== Do this ==
Update the listing below by replacing "bar-side-face" with "bar-side-panel" everywhere it occurs, leaving every other line and character as it is.

== Material for this exercise ==
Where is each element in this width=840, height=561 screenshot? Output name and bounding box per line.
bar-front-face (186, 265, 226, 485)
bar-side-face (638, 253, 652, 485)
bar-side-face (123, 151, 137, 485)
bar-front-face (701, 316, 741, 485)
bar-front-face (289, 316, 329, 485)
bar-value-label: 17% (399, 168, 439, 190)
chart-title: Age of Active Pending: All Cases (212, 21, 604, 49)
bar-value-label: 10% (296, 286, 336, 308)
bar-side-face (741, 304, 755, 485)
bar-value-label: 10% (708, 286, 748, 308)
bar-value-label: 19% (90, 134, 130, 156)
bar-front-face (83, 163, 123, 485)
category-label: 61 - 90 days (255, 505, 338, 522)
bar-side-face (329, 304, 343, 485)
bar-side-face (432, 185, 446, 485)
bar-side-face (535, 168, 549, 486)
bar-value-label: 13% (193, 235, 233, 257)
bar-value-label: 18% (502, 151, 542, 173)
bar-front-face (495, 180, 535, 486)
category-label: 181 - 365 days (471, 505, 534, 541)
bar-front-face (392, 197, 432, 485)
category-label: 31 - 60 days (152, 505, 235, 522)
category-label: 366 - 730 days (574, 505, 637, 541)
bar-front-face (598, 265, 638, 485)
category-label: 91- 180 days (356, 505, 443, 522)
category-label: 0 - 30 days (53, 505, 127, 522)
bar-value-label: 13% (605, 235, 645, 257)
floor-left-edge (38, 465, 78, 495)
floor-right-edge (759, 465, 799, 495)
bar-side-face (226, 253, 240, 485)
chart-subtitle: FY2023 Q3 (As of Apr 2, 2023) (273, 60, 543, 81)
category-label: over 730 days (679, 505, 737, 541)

== Solution to this problem ==
Where is each element in this width=840, height=561 screenshot? Output name and bounding box per line.
bar-front-face (186, 265, 226, 485)
bar-side-panel (638, 253, 652, 485)
bar-side-panel (123, 151, 137, 485)
bar-front-face (701, 316, 741, 485)
bar-front-face (289, 316, 329, 485)
bar-value-label: 17% (399, 168, 439, 190)
chart-title: Age of Active Pending: All Cases (212, 21, 604, 49)
bar-value-label: 10% (296, 286, 336, 308)
bar-side-panel (741, 304, 755, 485)
bar-value-label: 10% (708, 286, 748, 308)
bar-value-label: 19% (90, 134, 130, 156)
bar-front-face (83, 163, 123, 485)
category-label: 61 - 90 days (255, 505, 338, 522)
bar-side-panel (329, 304, 343, 485)
bar-side-panel (432, 185, 446, 485)
bar-side-panel (535, 168, 549, 486)
bar-value-label: 13% (193, 235, 233, 257)
bar-value-label: 18% (502, 151, 542, 173)
bar-front-face (495, 180, 535, 486)
category-label: 181 - 365 days (471, 505, 534, 541)
bar-front-face (392, 197, 432, 485)
category-label: 31 - 60 days (152, 505, 235, 522)
category-label: 366 - 730 days (574, 505, 637, 541)
bar-front-face (598, 265, 638, 485)
category-label: 91- 180 days (356, 505, 443, 522)
category-label: 0 - 30 days (53, 505, 127, 522)
bar-value-label: 13% (605, 235, 645, 257)
floor-left-edge (38, 465, 78, 495)
floor-right-edge (759, 465, 799, 495)
bar-side-panel (226, 253, 240, 485)
chart-subtitle: FY2023 Q3 (As of Apr 2, 2023) (273, 60, 543, 81)
category-label: over 730 days (679, 505, 737, 541)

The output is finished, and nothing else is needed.